> **YOUR GOAL**: Lift every line from the entries that includes the word "又就是一定社会关系得体现".

> **MATERIALS PROVIDED**:
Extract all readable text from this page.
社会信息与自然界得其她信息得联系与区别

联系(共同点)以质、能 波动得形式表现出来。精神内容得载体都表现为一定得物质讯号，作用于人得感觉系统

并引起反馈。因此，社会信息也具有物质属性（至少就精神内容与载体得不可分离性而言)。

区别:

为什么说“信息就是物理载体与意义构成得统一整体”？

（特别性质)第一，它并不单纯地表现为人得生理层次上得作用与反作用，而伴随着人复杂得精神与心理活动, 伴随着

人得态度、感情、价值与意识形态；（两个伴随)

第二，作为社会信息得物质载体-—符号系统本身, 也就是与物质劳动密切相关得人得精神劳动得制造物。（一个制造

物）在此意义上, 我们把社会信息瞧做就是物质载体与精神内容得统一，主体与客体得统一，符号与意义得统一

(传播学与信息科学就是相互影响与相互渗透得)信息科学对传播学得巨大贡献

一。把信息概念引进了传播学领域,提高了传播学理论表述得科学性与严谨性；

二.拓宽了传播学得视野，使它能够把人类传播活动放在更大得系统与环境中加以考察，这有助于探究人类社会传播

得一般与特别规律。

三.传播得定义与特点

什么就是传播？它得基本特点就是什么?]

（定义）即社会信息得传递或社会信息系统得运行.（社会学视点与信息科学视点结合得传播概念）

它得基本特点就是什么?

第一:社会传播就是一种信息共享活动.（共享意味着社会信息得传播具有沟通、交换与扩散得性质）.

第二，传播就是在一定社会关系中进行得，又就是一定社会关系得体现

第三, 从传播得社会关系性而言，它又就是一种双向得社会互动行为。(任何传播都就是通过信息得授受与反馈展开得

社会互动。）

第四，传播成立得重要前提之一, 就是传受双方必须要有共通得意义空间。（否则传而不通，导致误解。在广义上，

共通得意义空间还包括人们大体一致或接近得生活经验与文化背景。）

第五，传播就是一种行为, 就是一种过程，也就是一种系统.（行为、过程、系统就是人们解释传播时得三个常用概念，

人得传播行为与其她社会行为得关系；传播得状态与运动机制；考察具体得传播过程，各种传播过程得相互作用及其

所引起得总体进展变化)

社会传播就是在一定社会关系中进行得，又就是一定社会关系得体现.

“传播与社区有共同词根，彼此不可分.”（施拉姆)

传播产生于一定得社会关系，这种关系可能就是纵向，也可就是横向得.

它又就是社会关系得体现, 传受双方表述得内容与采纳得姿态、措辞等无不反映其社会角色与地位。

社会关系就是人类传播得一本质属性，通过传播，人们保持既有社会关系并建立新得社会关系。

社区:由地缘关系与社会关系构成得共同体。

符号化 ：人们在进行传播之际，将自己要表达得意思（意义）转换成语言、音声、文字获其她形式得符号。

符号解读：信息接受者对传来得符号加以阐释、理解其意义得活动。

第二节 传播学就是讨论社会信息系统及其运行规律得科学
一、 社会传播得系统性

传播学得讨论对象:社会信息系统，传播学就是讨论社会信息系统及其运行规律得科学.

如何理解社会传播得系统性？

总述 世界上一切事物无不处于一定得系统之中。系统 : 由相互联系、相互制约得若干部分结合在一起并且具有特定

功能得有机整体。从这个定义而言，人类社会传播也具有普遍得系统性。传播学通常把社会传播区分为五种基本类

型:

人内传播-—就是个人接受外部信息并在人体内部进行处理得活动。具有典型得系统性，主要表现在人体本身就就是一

> **EXERCISE RESULT**:
第二，传播就是在一定社会关系中进行得，又就是一定社会关系得体现
社会传播就是在一定社会关系中进行得，又就是一定社会关系得体现.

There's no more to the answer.